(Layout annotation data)
......

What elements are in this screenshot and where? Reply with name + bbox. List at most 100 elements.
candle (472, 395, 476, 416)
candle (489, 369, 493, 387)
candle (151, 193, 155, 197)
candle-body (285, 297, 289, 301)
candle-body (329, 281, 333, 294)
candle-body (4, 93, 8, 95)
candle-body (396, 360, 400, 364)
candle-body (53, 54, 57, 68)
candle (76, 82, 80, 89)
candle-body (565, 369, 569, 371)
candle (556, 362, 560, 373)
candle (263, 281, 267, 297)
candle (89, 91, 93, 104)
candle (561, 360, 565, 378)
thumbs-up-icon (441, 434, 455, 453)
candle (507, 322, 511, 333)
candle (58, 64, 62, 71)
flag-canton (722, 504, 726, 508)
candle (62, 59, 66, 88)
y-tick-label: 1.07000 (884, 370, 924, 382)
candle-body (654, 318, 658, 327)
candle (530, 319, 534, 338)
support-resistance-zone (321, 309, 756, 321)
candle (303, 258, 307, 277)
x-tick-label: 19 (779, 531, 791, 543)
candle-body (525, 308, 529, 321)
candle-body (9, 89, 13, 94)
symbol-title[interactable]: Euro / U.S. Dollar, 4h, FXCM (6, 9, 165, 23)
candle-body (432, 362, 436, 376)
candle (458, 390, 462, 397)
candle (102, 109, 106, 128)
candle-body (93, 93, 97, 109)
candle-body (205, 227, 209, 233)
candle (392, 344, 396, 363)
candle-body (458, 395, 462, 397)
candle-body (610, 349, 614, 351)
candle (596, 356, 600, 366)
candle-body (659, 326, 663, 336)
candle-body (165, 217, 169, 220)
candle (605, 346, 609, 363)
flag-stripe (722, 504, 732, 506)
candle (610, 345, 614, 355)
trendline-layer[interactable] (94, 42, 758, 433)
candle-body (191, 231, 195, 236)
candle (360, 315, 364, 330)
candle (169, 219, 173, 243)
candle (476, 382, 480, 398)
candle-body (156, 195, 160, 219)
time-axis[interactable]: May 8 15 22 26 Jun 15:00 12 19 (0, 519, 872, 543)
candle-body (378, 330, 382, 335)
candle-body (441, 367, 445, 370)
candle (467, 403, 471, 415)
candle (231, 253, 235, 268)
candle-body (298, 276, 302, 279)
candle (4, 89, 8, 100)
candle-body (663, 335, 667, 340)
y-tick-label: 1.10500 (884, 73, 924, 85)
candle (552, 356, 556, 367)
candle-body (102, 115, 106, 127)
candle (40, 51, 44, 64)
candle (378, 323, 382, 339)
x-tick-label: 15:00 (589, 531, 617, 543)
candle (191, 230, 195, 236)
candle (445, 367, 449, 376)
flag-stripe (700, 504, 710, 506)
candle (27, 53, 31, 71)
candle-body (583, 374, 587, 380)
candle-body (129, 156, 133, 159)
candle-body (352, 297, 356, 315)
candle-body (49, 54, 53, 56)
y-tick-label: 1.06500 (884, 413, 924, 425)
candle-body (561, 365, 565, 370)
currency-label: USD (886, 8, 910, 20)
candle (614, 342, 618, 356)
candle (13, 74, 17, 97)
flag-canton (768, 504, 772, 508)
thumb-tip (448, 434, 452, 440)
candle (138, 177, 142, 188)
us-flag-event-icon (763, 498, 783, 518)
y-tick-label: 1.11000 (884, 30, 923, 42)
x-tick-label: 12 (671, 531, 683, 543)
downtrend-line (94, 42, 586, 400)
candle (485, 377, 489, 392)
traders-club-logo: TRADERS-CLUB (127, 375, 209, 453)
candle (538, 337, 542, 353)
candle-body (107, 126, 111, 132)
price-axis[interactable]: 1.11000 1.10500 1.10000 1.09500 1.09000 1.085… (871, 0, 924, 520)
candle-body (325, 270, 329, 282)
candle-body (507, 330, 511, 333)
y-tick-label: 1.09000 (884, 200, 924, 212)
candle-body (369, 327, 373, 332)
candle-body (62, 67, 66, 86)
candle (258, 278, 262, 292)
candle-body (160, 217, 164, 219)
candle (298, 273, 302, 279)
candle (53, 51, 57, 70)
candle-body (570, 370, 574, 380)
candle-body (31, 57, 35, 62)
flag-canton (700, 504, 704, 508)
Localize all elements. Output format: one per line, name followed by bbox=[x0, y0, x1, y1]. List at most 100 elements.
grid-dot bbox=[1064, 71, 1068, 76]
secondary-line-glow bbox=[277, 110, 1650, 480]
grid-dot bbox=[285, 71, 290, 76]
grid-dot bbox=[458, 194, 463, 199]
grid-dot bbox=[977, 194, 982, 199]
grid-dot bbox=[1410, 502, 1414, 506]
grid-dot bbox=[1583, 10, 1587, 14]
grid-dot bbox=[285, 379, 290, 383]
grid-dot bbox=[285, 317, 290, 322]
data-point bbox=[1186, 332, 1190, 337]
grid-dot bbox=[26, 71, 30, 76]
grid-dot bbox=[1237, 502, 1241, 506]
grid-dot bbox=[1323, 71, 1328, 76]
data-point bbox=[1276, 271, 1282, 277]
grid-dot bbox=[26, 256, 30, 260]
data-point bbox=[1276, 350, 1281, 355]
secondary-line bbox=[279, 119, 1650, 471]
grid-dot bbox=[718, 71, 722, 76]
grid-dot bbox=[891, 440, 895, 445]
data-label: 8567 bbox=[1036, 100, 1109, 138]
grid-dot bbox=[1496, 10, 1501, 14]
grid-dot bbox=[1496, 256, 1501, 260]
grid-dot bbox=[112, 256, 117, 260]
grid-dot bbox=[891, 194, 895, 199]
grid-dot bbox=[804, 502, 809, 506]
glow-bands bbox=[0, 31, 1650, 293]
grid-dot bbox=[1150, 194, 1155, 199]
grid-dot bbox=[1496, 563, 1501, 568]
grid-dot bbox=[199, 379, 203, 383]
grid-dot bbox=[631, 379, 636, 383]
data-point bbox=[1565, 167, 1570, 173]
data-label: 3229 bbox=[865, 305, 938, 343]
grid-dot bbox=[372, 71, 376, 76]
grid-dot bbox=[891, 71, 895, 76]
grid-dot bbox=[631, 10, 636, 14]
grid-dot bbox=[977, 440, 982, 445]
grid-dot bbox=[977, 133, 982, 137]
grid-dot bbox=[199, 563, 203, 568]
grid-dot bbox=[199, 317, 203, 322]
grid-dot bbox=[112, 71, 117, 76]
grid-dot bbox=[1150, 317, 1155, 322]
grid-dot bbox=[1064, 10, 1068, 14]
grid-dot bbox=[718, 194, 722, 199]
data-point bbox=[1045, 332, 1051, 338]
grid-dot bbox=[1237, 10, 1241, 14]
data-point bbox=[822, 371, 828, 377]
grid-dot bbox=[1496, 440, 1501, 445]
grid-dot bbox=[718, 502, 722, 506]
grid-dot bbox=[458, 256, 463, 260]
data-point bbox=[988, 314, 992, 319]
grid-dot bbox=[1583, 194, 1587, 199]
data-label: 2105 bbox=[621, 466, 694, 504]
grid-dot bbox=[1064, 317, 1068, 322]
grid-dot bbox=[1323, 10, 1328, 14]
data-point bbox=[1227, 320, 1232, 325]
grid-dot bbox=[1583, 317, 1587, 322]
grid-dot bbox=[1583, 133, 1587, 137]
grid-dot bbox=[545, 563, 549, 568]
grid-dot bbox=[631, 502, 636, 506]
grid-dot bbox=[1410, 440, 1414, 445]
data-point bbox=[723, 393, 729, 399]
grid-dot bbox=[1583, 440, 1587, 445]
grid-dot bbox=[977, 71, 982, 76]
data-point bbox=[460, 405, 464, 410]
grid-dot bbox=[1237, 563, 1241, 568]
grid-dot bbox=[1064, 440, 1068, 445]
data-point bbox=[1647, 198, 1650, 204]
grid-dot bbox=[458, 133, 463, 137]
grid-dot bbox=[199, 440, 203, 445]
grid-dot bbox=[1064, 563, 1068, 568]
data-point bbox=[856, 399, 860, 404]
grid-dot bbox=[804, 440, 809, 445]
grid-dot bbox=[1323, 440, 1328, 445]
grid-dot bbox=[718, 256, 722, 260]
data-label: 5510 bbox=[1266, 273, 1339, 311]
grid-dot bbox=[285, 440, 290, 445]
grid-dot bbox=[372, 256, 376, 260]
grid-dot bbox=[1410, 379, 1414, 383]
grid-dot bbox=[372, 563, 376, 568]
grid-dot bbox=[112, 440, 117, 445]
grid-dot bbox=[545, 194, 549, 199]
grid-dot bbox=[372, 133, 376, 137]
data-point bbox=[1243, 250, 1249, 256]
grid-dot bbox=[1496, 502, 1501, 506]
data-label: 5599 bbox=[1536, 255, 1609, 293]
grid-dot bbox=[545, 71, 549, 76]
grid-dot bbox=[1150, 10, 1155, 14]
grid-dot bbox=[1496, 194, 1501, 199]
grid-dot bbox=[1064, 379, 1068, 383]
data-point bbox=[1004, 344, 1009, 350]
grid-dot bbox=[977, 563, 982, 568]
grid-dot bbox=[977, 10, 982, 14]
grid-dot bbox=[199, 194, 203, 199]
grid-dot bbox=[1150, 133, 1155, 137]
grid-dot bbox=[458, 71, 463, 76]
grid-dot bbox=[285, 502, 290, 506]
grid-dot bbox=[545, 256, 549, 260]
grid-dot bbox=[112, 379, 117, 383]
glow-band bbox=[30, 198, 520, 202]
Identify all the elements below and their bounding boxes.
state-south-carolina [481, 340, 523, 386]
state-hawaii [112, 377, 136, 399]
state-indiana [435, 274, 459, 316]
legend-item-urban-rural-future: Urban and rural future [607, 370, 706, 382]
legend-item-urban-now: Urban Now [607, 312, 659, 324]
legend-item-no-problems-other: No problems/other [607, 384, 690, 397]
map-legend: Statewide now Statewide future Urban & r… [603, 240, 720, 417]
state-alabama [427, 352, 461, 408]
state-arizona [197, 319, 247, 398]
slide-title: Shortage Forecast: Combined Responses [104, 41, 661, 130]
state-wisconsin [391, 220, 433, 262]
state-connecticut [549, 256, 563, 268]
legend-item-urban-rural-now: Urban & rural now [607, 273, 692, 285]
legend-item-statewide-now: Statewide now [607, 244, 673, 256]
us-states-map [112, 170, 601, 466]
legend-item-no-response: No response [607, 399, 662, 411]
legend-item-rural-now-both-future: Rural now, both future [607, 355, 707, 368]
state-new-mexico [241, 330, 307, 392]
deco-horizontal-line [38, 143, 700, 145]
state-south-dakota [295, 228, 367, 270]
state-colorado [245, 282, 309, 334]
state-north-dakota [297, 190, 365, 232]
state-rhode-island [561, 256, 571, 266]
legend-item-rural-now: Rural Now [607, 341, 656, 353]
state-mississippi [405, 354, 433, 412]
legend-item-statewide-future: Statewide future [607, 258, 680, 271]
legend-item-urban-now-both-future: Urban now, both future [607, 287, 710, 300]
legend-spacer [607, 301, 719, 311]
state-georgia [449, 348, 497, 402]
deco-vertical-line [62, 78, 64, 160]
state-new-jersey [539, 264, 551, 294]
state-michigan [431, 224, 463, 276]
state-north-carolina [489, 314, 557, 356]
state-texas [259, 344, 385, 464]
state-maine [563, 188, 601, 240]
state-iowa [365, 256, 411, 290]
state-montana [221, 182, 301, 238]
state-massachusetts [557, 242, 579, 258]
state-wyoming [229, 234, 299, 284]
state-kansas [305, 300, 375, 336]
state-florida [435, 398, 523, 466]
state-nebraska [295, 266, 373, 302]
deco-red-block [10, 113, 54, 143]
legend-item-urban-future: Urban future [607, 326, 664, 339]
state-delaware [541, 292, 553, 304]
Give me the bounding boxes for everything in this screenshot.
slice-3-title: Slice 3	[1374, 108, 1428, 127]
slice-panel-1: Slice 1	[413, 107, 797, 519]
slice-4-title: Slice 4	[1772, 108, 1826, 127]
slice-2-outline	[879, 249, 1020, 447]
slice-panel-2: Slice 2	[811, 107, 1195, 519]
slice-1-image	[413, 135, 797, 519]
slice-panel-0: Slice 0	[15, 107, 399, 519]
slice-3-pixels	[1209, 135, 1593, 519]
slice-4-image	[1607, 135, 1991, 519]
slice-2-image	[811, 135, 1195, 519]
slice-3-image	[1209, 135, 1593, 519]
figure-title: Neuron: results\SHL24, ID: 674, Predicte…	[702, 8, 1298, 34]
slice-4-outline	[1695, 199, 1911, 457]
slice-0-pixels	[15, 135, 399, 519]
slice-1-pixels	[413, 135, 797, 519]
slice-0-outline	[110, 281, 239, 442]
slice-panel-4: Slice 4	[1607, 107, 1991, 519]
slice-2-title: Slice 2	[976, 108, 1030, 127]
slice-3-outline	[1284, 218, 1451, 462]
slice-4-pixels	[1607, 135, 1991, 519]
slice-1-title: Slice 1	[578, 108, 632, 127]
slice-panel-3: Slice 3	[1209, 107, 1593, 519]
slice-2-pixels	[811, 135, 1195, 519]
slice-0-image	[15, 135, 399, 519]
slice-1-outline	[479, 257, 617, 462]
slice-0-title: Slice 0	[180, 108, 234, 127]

......

EXERCISE DESCRIPTION: Rewrite the data above as a numbered list, covering everything from its first line through the line containing "candle-body (49, 54, 53, 56)", inclusive. Leave out any blank lines.

ANSWER TO THIS EXERCISE:
1. What elements are in this screenshot and where? Reply with name + bbox. List at most 100 elements.
2. candle (472, 395, 476, 416)
3. candle (489, 369, 493, 387)
4. candle (151, 193, 155, 197)
5. candle-body (285, 297, 289, 301)
6. candle-body (329, 281, 333, 294)
7. candle-body (4, 93, 8, 95)
8. candle-body (396, 360, 400, 364)
9. candle-body (53, 54, 57, 68)
10. candle (76, 82, 80, 89)
11. candle-body (565, 369, 569, 371)
12. candle (556, 362, 560, 373)
13. candle (263, 281, 267, 297)
14. candle (89, 91, 93, 104)
15. candle (561, 360, 565, 378)
16. thumbs-up-icon (441, 434, 455, 453)
17. candle (507, 322, 511, 333)
18. candle (58, 64, 62, 71)
19. flag-canton (722, 504, 726, 508)
20. candle (62, 59, 66, 88)
21. y-tick-label: 1.07000 (884, 370, 924, 382)
22. candle-body (654, 318, 658, 327)
23. candle (530, 319, 534, 338)
24. support-resistance-zone (321, 309, 756, 321)
25. candle (303, 258, 307, 277)
26. x-tick-label: 19 (779, 531, 791, 543)
27. candle-body (525, 308, 529, 321)
28. candle-body (9, 89, 13, 94)
29. symbol-title[interactable]: Euro / U.S. Dollar, 4h, FXCM (6, 9, 165, 23)
30. candle-body (432, 362, 436, 376)
31. candle (458, 390, 462, 397)
32. candle (102, 109, 106, 128)
33. candle-body (93, 93, 97, 109)
34. candle-body (205, 227, 209, 233)
35. candle (392, 344, 396, 363)
36. candle-body (458, 395, 462, 397)
37. candle-body (610, 349, 614, 351)
38. candle (596, 356, 600, 366)
39. candle-body (659, 326, 663, 336)
40. candle-body (165, 217, 169, 220)
41. candle (605, 346, 609, 363)
42. flag-stripe (722, 504, 732, 506)
43. candle (610, 345, 614, 355)
44. trendline-layer[interactable] (94, 42, 758, 433)
45. candle-body (191, 231, 195, 236)
46. candle (360, 315, 364, 330)
47. candle (169, 219, 173, 243)
48. candle (476, 382, 480, 398)
49. candle-body (156, 195, 160, 219)
50. time-axis[interactable]: May 8 15 22 26 Jun 15:00 12 19 (0, 519, 872, 543)
51. candle-body (378, 330, 382, 335)
52. candle-body (441, 367, 445, 370)
53. candle (467, 403, 471, 415)
54. candle (231, 253, 235, 268)
55. candle-body (298, 276, 302, 279)
56. candle (4, 89, 8, 100)
57. candle-body (663, 335, 667, 340)
58. y-tick-label: 1.10500 (884, 73, 924, 85)
59. candle (552, 356, 556, 367)
60. candle-body (102, 115, 106, 127)
61. candle (40, 51, 44, 64)
62. candle (378, 323, 382, 339)
63. x-tick-label: 15:00 (589, 531, 617, 543)
64. candle (191, 230, 195, 236)
65. candle (445, 367, 449, 376)
66. flag-stripe (700, 504, 710, 506)
67. candle (27, 53, 31, 71)
68. candle-body (583, 374, 587, 380)
69. candle-body (129, 156, 133, 159)
70. candle-body (352, 297, 356, 315)
71. candle-body (49, 54, 53, 56)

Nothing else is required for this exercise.